What the exercise asks: From the entries below, extract every line that includes the word "Jahres".

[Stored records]
• • • •

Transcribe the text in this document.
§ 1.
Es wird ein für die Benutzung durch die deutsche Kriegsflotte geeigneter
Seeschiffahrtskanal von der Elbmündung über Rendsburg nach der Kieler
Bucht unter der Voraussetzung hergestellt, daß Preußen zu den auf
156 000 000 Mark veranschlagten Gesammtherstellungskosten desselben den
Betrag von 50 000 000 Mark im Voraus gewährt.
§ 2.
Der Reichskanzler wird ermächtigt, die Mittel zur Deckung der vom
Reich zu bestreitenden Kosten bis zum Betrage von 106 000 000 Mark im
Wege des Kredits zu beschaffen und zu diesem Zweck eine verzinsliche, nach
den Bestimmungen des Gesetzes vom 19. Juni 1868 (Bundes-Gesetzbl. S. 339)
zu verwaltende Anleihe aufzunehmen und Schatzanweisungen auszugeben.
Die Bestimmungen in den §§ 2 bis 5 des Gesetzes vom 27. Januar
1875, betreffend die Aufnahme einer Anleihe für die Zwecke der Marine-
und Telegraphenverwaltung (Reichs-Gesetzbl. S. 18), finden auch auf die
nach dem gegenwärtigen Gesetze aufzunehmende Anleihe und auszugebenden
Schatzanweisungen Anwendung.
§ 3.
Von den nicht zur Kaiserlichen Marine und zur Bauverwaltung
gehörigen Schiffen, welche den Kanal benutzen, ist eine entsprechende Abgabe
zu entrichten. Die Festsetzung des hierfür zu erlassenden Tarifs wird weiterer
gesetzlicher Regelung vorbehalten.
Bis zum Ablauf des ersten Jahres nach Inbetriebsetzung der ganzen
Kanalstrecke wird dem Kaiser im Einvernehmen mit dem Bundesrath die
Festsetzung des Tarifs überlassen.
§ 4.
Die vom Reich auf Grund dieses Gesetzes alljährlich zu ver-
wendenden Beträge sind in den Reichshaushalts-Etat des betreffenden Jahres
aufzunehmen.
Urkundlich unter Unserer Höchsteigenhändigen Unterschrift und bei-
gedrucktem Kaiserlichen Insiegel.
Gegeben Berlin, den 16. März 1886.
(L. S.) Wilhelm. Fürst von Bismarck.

• • • •

Solution below:
Bis zum Ablauf des ersten Jahres nach Inbetriebsetzung der ganzen
wendenden Beträge sind in den Reichshaushalts-Etat des betreffenden Jahres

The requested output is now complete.